Dataset entries
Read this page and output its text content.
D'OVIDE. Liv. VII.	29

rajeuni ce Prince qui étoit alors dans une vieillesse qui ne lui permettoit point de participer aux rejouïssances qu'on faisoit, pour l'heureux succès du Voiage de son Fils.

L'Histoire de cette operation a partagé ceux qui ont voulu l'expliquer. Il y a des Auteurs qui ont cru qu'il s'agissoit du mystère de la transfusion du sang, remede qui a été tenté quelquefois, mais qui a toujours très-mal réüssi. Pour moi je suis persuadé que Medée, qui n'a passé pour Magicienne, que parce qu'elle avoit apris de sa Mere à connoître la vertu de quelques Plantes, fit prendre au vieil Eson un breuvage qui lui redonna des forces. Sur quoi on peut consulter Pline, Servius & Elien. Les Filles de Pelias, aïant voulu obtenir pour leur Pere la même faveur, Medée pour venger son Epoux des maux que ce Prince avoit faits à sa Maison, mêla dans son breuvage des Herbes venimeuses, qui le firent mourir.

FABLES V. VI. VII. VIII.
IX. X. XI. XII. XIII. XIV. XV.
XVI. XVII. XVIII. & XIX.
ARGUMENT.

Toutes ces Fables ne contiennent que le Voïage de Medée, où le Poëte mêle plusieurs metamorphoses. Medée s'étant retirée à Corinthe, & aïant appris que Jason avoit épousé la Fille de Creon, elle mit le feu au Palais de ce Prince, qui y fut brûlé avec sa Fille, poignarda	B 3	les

Aim: Look above for every line with the word "pour" and copy it.

Solved exercise:
rajeuni ce Prince qui étoit alors dans une vieillesse qui ne lui permettoit point de participer aux rejouïssances qu'on faisoit, pour l'heureux succès du Voiage de son Fils.
L'Histoire de cette operation a partagé ceux qui ont voulu l'expliquer. Il y a des Auteurs qui ont cru qu'il s'agissoit du mystère de la transfusion du sang, remede qui a été tenté quelquefois, mais qui a toujours très-mal réüssi. Pour moi je suis persuadé que Medée, qui n'a passé pour Magicienne, que parce qu'elle avoit apris de sa Mere à connoître la vertu de quelques Plantes, fit prendre au vieil Eson un breuvage qui lui redonna des forces. Sur quoi on peut consulter Pline, Servius & Elien. Les Filles de Pelias, aïant voulu obtenir pour leur Pere la même faveur, Medée pour venger son Epoux des maux que ce Prince avoit faits à sa Maison, mêla dans son breuvage des Herbes venimeuses, qui le firent mourir.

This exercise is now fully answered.